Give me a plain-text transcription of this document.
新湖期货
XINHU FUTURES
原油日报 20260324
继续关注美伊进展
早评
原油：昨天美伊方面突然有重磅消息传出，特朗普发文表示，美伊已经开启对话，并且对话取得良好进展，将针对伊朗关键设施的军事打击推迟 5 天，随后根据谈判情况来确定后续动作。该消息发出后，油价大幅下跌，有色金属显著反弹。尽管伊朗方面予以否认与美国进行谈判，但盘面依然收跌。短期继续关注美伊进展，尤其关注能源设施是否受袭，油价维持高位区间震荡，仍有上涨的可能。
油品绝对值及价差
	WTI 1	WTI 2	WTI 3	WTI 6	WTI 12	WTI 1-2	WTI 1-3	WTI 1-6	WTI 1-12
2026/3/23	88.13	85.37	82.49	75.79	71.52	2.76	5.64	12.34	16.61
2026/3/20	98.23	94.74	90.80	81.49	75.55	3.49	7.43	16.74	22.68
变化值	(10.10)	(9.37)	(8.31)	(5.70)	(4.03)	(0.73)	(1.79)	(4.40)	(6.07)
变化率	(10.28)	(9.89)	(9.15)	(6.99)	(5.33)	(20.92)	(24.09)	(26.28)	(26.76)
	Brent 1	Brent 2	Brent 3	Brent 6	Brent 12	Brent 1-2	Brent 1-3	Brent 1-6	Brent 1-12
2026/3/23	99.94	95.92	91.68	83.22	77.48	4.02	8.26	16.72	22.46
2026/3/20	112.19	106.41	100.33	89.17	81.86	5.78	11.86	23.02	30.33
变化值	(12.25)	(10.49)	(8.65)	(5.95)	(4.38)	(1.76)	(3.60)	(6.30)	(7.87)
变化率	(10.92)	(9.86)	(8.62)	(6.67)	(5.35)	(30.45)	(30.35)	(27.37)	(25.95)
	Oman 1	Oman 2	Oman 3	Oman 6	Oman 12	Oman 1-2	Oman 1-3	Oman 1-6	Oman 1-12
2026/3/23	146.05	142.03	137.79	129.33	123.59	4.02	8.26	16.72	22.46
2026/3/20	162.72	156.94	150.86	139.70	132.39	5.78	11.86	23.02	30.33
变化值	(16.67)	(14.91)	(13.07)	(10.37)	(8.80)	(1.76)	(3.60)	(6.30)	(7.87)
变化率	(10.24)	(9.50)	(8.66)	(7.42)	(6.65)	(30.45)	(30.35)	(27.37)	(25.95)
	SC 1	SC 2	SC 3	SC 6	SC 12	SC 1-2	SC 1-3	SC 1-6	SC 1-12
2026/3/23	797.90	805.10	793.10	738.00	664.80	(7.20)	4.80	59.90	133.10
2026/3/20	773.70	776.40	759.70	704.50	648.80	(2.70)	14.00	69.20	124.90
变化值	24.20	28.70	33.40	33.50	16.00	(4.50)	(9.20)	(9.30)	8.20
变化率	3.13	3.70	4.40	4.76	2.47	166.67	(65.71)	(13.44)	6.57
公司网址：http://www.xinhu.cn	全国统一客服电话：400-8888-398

○ ○ ○

Goal: Reproduce all data above, unchanged.

Reply:
Give me a plain-text transcription of this document.
新湖期货
XINHU FUTURES
原油日报 20260324
继续关注美伊进展
早评
原油：昨天美伊方面突然有重磅消息传出，特朗普发文表示，美伊已经开启对话，并且对话取得良好进展，将针对伊朗关键设施的军事打击推迟 5 天，随后根据谈判情况来确定后续动作。该消息发出后，油价大幅下跌，有色金属显著反弹。尽管伊朗方面予以否认与美国进行谈判，但盘面依然收跌。短期继续关注美伊进展，尤其关注能源设施是否受袭，油价维持高位区间震荡，仍有上涨的可能。
油品绝对值及价差
	WTI 1	WTI 2	WTI 3	WTI 6	WTI 12	WTI 1-2	WTI 1-3	WTI 1-6	WTI 1-12
2026/3/23	88.13	85.37	82.49	75.79	71.52	2.76	5.64	12.34	16.61
2026/3/20	98.23	94.74	90.80	81.49	75.55	3.49	7.43	16.74	22.68
变化值	(10.10)	(9.37)	(8.31)	(5.70)	(4.03)	(0.73)	(1.79)	(4.40)	(6.07)
变化率	(10.28)	(9.89)	(9.15)	(6.99)	(5.33)	(20.92)	(24.09)	(26.28)	(26.76)
	Brent 1	Brent 2	Brent 3	Brent 6	Brent 12	Brent 1-2	Brent 1-3	Brent 1-6	Brent 1-12
2026/3/23	99.94	95.92	91.68	83.22	77.48	4.02	8.26	16.72	22.46
2026/3/20	112.19	106.41	100.33	89.17	81.86	5.78	11.86	23.02	30.33
变化值	(12.25)	(10.49)	(8.65)	(5.95)	(4.38)	(1.76)	(3.60)	(6.30)	(7.87)
变化率	(10.92)	(9.86)	(8.62)	(6.67)	(5.35)	(30.45)	(30.35)	(27.37)	(25.95)
	Oman 1	Oman 2	Oman 3	Oman 6	Oman 12	Oman 1-2	Oman 1-3	Oman 1-6	Oman 1-12
2026/3/23	146.05	142.03	137.79	129.33	123.59	4.02	8.26	16.72	22.46
2026/3/20	162.72	156.94	150.86	139.70	132.39	5.78	11.86	23.02	30.33
变化值	(16.67)	(14.91)	(13.07)	(10.37)	(8.80)	(1.76)	(3.60)	(6.30)	(7.87)
变化率	(10.24)	(9.50)	(8.66)	(7.42)	(6.65)	(30.45)	(30.35)	(27.37)	(25.95)
	SC 1	SC 2	SC 3	SC 6	SC 12	SC 1-2	SC 1-3	SC 1-6	SC 1-12
2026/3/23	797.90	805.10	793.10	738.00	664.80	(7.20)	4.80	59.90	133.10
2026/3/20	773.70	776.40	759.70	704.50	648.80	(2.70)	14.00	69.20	124.90
变化值	24.20	28.70	33.40	33.50	16.00	(4.50)	(9.20)	(9.30)	8.20
变化率	3.13	3.70	4.40	4.76	2.47	166.67	(65.71)	(13.44)	6.57
公司网址：http://www.xinhu.cn	全国统一客服电话：400-8888-398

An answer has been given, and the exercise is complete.